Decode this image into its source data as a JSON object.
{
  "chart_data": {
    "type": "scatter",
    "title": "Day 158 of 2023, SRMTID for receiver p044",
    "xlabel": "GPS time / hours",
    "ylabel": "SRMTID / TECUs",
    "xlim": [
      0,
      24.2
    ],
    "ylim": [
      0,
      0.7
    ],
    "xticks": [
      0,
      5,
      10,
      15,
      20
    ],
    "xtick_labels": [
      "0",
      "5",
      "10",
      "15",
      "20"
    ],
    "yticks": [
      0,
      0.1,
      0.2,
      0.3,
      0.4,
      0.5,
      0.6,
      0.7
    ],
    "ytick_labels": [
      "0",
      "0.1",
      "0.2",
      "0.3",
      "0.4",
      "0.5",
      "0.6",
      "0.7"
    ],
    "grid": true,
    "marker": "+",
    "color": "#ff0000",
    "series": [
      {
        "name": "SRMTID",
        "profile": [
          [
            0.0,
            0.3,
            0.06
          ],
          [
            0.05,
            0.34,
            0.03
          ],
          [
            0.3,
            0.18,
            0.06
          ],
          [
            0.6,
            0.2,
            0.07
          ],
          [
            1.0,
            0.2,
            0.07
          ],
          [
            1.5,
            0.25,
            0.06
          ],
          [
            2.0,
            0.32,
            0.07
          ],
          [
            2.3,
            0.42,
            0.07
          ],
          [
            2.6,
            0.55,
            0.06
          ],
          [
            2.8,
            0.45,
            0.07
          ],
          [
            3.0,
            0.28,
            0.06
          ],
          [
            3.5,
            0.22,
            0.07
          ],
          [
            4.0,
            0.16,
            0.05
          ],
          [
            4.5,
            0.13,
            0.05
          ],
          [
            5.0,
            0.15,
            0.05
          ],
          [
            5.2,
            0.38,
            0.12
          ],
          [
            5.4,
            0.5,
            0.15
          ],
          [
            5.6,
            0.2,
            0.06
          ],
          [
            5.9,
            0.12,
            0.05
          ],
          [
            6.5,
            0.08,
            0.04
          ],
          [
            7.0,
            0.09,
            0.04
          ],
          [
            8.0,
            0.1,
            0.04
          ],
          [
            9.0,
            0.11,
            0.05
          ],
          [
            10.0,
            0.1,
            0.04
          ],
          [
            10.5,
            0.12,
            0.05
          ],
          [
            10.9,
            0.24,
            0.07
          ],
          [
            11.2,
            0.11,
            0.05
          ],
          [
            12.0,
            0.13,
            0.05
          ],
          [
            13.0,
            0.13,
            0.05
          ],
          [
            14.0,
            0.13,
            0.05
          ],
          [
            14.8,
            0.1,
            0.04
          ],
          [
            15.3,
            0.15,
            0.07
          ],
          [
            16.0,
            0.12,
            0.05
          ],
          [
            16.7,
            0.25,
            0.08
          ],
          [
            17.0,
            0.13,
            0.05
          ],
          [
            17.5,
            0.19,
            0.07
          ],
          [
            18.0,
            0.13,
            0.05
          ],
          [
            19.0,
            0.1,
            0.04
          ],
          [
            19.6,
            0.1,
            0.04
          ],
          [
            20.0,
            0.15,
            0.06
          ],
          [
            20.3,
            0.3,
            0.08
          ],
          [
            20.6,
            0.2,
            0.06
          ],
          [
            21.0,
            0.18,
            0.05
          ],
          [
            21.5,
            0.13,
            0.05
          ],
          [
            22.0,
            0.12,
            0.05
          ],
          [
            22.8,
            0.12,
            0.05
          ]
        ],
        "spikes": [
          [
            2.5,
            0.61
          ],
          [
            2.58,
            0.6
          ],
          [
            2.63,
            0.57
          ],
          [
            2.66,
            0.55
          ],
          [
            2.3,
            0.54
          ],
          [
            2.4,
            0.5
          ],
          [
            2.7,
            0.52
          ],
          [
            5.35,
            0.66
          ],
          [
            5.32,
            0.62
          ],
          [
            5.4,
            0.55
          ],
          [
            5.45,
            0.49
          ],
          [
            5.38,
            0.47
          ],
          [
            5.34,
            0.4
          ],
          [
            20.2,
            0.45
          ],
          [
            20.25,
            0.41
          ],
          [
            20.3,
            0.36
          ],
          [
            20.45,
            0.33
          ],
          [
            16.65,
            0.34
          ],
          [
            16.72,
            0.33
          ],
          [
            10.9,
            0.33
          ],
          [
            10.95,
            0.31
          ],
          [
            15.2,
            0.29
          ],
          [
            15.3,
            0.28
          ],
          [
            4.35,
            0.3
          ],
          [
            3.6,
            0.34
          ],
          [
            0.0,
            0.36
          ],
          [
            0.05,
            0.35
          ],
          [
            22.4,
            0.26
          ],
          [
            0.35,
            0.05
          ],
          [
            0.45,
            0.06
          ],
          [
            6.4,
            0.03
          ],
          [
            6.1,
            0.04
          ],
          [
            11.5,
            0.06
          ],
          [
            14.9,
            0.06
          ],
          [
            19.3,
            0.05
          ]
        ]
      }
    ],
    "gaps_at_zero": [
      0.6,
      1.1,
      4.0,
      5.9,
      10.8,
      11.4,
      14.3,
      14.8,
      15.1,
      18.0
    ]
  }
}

****************************************

- _Task statement_:
Retype the records above exactly.

- _Answer below_:
Decode this image into its source data as a JSON object.
{
  "chart_data": {
    "type": "scatter",
    "title": "Day 158 of 2023, SRMTID for receiver p044",
    "xlabel": "GPS time / hours",
    "ylabel": "SRMTID / TECUs",
    "xlim": [
      0,
      24.2
    ],
    "ylim": [
      0,
      0.7
    ],
    "xticks": [
      0,
      5,
      10,
      15,
      20
    ],
    "xtick_labels": [
      "0",
      "5",
      "10",
      "15",
      "20"
    ],
    "yticks": [
      0,
      0.1,
      0.2,
      0.3,
      0.4,
      0.5,
      0.6,
      0.7
    ],
    "ytick_labels": [
      "0",
      "0.1",
      "0.2",
      "0.3",
      "0.4",
      "0.5",
      "0.6",
      "0.7"
    ],
    "grid": true,
    "marker": "+",
    "color": "#ff0000",
    "series": [
      {
        "name": "SRMTID",
        "profile": [
          [
            0.0,
            0.3,
            0.06
          ],
          [
            0.05,
            0.34,
            0.03
          ],
          [
            0.3,
            0.18,
            0.06
          ],
          [
            0.6,
            0.2,
            0.07
          ],
          [
            1.0,
            0.2,
            0.07
          ],
          [
            1.5,
            0.25,
            0.06
          ],
          [
            2.0,
            0.32,
            0.07
          ],
          [
            2.3,
            0.42,
            0.07
          ],
          [
            2.6,
            0.55,
            0.06
          ],
          [
            2.8,
            0.45,
            0.07
          ],
          [
            3.0,
            0.28,
            0.06
          ],
          [
            3.5,
            0.22,
            0.07
          ],
          [
            4.0,
            0.16,
            0.05
          ],
          [
            4.5,
            0.13,
            0.05
          ],
          [
            5.0,
            0.15,
            0.05
          ],
          [
            5.2,
            0.38,
            0.12
          ],
          [
            5.4,
            0.5,
            0.15
          ],
          [
            5.6,
            0.2,
            0.06
          ],
          [
            5.9,
            0.12,
            0.05
          ],
          [
            6.5,
            0.08,
            0.04
          ],
          [
            7.0,
            0.09,
            0.04
          ],
          [
            8.0,
            0.1,
            0.04
          ],
          [
            9.0,
            0.11,
            0.05
          ],
          [
            10.0,
            0.1,
            0.04
          ],
          [
            10.5,
            0.12,
            0.05
          ],
          [
            10.9,
            0.24,
            0.07
          ],
          [
            11.2,
            0.11,
            0.05
          ],
          [
            12.0,
            0.13,
            0.05
          ],
          [
            13.0,
            0.13,
            0.05
          ],
          [
            14.0,
            0.13,
            0.05
          ],
          [
            14.8,
            0.1,
            0.04
          ],
          [
            15.3,
            0.15,
            0.07
          ],
          [
            16.0,
            0.12,
            0.05
          ],
          [
            16.7,
            0.25,
            0.08
          ],
          [
            17.0,
            0.13,
            0.05
          ],
          [
            17.5,
            0.19,
            0.07
          ],
          [
            18.0,
            0.13,
            0.05
          ],
          [
            19.0,
            0.1,
            0.04
          ],
          [
            19.6,
            0.1,
            0.04
          ],
          [
            20.0,
            0.15,
            0.06
          ],
          [
            20.3,
            0.3,
            0.08
          ],
          [
            20.6,
            0.2,
            0.06
          ],
          [
            21.0,
            0.18,
            0.05
          ],
          [
            21.5,
            0.13,
            0.05
          ],
          [
            22.0,
            0.12,
            0.05
          ],
          [
            22.8,
            0.12,
            0.05
          ]
        ],
        "spikes": [
          [
            2.5,
            0.61
          ],
          [
            2.58,
            0.6
          ],
          [
            2.63,
            0.57
          ],
          [
            2.66,
            0.55
          ],
          [
            2.3,
            0.54
          ],
          [
            2.4,
            0.5
          ],
          [
            2.7,
            0.52
          ],
          [
            5.35,
            0.66
          ],
          [
            5.32,
            0.62
          ],
          [
            5.4,
            0.55
          ],
          [
            5.45,
            0.49
          ],
          [
            5.38,
            0.47
          ],
          [
            5.34,
            0.4
          ],
          [
            20.2,
            0.45
          ],
          [
            20.25,
            0.41
          ],
          [
            20.3,
            0.36
          ],
          [
            20.45,
            0.33
          ],
          [
            16.65,
            0.34
          ],
          [
            16.72,
            0.33
          ],
          [
            10.9,
            0.33
          ],
          [
            10.95,
            0.31
          ],
          [
            15.2,
            0.29
          ],
          [
            15.3,
            0.28
          ],
          [
            4.35,
            0.3
          ],
          [
            3.6,
            0.34
          ],
          [
            0.0,
            0.36
          ],
          [
            0.05,
            0.35
          ],
          [
            22.4,
            0.26
          ],
          [
            0.35,
            0.05
          ],
          [
            0.45,
            0.06
          ],
          [
            6.4,
            0.03
          ],
          [
            6.1,
            0.04
          ],
          [
            11.5,
            0.06
          ],
          [
            14.9,
            0.06
          ],
          [
            19.3,
            0.05
          ]
        ]
      }
    ],
    "gaps_at_zero": [
      0.6,
      1.1,
      4.0,
      5.9,
      10.8,
      11.4,
      14.3,
      14.8,
      15.1,
      18.0
    ]
  }
}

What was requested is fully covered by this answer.